## AIM
Set down the full listing exactly, character for character.

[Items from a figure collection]
▬▬▬▬▬▬

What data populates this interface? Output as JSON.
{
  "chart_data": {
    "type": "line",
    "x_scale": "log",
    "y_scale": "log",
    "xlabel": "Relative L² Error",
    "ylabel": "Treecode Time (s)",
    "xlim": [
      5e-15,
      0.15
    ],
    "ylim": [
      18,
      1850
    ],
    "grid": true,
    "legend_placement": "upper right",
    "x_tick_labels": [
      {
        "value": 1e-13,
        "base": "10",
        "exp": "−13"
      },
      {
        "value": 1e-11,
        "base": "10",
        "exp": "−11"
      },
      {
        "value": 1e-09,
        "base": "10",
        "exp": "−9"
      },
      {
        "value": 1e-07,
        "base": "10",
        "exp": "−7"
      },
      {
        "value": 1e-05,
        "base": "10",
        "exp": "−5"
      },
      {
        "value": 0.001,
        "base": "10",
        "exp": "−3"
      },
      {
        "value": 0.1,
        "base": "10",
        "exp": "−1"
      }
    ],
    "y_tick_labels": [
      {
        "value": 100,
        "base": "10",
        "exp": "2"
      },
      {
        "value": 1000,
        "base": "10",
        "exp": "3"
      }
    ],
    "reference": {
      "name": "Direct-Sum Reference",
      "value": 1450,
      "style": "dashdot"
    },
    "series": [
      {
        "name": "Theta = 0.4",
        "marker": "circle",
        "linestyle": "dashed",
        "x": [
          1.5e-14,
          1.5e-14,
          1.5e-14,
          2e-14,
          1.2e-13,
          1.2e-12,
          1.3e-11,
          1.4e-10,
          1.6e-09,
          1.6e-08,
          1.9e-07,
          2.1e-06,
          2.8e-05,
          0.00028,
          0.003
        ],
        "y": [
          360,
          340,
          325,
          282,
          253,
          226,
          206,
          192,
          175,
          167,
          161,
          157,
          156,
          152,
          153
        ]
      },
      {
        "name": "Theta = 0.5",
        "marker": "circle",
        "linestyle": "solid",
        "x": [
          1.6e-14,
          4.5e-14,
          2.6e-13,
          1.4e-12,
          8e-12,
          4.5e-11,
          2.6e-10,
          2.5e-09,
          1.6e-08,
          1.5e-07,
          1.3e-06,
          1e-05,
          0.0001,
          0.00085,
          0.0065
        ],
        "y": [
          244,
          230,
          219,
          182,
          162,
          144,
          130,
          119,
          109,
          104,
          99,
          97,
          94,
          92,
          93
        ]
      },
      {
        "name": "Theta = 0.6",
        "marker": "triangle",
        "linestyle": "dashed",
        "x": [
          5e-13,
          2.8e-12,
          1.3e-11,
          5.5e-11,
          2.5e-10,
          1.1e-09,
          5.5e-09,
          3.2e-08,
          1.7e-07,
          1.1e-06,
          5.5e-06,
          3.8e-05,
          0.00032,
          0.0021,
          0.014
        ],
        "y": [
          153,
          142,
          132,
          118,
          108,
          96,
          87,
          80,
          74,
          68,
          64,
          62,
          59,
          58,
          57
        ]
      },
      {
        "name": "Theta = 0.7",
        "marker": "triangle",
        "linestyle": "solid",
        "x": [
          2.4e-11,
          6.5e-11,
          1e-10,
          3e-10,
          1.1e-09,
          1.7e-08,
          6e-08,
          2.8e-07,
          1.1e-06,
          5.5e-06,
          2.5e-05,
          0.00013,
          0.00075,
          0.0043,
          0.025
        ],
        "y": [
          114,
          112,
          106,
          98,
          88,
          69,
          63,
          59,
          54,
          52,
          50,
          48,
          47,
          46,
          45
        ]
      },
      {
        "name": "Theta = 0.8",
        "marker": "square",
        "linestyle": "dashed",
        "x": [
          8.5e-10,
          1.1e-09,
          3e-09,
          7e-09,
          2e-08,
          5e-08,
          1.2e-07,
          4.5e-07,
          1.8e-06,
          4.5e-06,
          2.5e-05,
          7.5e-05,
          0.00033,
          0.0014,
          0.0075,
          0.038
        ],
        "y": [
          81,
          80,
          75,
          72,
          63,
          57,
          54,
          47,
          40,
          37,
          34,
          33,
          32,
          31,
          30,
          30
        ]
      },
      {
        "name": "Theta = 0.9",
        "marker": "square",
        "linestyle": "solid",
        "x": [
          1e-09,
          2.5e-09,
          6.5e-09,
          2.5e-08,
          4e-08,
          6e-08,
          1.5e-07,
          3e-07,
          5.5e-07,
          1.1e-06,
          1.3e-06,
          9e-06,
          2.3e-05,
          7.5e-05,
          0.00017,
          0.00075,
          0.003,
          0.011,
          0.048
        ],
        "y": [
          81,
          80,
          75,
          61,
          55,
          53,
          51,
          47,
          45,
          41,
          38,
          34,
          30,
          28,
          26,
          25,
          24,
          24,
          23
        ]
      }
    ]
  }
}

▬▬▬▬▬▬

## SOLUTION FOR THIS EXERCISE
What data populates this interface? Output as JSON.
{
  "chart_data": {
    "type": "line",
    "x_scale": "log",
    "y_scale": "log",
    "xlabel": "Relative L² Error",
    "ylabel": "Treecode Time (s)",
    "xlim": [
      5e-15,
      0.15
    ],
    "ylim": [
      18,
      1850
    ],
    "grid": true,
    "legend_placement": "upper right",
    "x_tick_labels": [
      {
        "value": 1e-13,
        "base": "10",
        "exp": "−13"
      },
      {
        "value": 1e-11,
        "base": "10",
        "exp": "−11"
      },
      {
        "value": 1e-09,
        "base": "10",
        "exp": "−9"
      },
      {
        "value": 1e-07,
        "base": "10",
        "exp": "−7"
      },
      {
        "value": 1e-05,
        "base": "10",
        "exp": "−5"
      },
      {
        "value": 0.001,
        "base": "10",
        "exp": "−3"
      },
      {
        "value": 0.1,
        "base": "10",
        "exp": "−1"
      }
    ],
    "y_tick_labels": [
      {
        "value": 100,
        "base": "10",
        "exp": "2"
      },
      {
        "value": 1000,
        "base": "10",
        "exp": "3"
      }
    ],
    "reference": {
      "name": "Direct-Sum Reference",
      "value": 1450,
      "style": "dashdot"
    },
    "series": [
      {
        "name": "Theta = 0.4",
        "marker": "circle",
        "linestyle": "dashed",
        "x": [
          1.5e-14,
          1.5e-14,
          1.5e-14,
          2e-14,
          1.2e-13,
          1.2e-12,
          1.3e-11,
          1.4e-10,
          1.6e-09,
          1.6e-08,
          1.9e-07,
          2.1e-06,
          2.8e-05,
          0.00028,
          0.003
        ],
        "y": [
          360,
          340,
          325,
          282,
          253,
          226,
          206,
          192,
          175,
          167,
          161,
          157,
          156,
          152,
          153
        ]
      },
      {
        "name": "Theta = 0.5",
        "marker": "circle",
        "linestyle": "solid",
        "x": [
          1.6e-14,
          4.5e-14,
          2.6e-13,
          1.4e-12,
          8e-12,
          4.5e-11,
          2.6e-10,
          2.5e-09,
          1.6e-08,
          1.5e-07,
          1.3e-06,
          1e-05,
          0.0001,
          0.00085,
          0.0065
        ],
        "y": [
          244,
          230,
          219,
          182,
          162,
          144,
          130,
          119,
          109,
          104,
          99,
          97,
          94,
          92,
          93
        ]
      },
      {
        "name": "Theta = 0.6",
        "marker": "triangle",
        "linestyle": "dashed",
        "x": [
          5e-13,
          2.8e-12,
          1.3e-11,
          5.5e-11,
          2.5e-10,
          1.1e-09,
          5.5e-09,
          3.2e-08,
          1.7e-07,
          1.1e-06,
          5.5e-06,
          3.8e-05,
          0.00032,
          0.0021,
          0.014
        ],
        "y": [
          153,
          142,
          132,
          118,
          108,
          96,
          87,
          80,
          74,
          68,
          64,
          62,
          59,
          58,
          57
        ]
      },
      {
        "name": "Theta = 0.7",
        "marker": "triangle",
        "linestyle": "solid",
        "x": [
          2.4e-11,
          6.5e-11,
          1e-10,
          3e-10,
          1.1e-09,
          1.7e-08,
          6e-08,
          2.8e-07,
          1.1e-06,
          5.5e-06,
          2.5e-05,
          0.00013,
          0.00075,
          0.0043,
          0.025
        ],
        "y": [
          114,
          112,
          106,
          98,
          88,
          69,
          63,
          59,
          54,
          52,
          50,
          48,
          47,
          46,
          45
        ]
      },
      {
        "name": "Theta = 0.8",
        "marker": "square",
        "linestyle": "dashed",
        "x": [
          8.5e-10,
          1.1e-09,
          3e-09,
          7e-09,
          2e-08,
          5e-08,
          1.2e-07,
          4.5e-07,
          1.8e-06,
          4.5e-06,
          2.5e-05,
          7.5e-05,
          0.00033,
          0.0014,
          0.0075,
          0.038
        ],
        "y": [
          81,
          80,
          75,
          72,
          63,
          57,
          54,
          47,
          40,
          37,
          34,
          33,
          32,
          31,
          30,
          30
        ]
      },
      {
        "name": "Theta = 0.9",
        "marker": "square",
        "linestyle": "solid",
        "x": [
          1e-09,
          2.5e-09,
          6.5e-09,
          2.5e-08,
          4e-08,
          6e-08,
          1.5e-07,
          3e-07,
          5.5e-07,
          1.1e-06,
          1.3e-06,
          9e-06,
          2.3e-05,
          7.5e-05,
          0.00017,
          0.00075,
          0.003,
          0.011,
          0.048
        ],
        "y": [
          81,
          80,
          75,
          61,
          55,
          53,
          51,
          47,
          45,
          41,
          38,
          34,
          30,
          28,
          26,
          25,
          24,
          24,
          23
        ]
      }
    ]
  }
}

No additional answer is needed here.